Collection entries:

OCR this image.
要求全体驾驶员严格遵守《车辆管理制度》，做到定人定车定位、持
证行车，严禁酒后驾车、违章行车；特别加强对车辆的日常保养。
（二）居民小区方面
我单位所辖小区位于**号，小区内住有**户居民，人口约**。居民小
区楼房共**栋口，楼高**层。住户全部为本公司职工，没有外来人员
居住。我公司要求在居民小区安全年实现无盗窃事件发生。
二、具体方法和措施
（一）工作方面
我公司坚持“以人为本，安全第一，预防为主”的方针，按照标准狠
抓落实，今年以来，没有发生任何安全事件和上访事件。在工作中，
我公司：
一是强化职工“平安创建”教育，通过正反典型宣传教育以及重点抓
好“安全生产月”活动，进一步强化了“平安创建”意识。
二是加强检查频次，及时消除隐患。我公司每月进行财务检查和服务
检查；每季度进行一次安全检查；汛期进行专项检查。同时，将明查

-- Given instruction --
Repeat the entries shown above, every one, word for word.

-- Solution to this exercise --
OCR this image.
要求全体驾驶员严格遵守《车辆管理制度》，做到定人定车定位、持
证行车，严禁酒后驾车、违章行车；特别加强对车辆的日常保养。
（二）居民小区方面
我单位所辖小区位于**号，小区内住有**户居民，人口约**。居民小
区楼房共**栋口，楼高**层。住户全部为本公司职工，没有外来人员
居住。我公司要求在居民小区安全年实现无盗窃事件发生。
二、具体方法和措施
（一）工作方面
我公司坚持“以人为本，安全第一，预防为主”的方针，按照标准狠
抓落实，今年以来，没有发生任何安全事件和上访事件。在工作中，
我公司：
一是强化职工“平安创建”教育，通过正反典型宣传教育以及重点抓
好“安全生产月”活动，进一步强化了“平安创建”意识。
二是加强检查频次，及时消除隐患。我公司每月进行财务检查和服务
检查；每季度进行一次安全检查；汛期进行专项检查。同时，将明查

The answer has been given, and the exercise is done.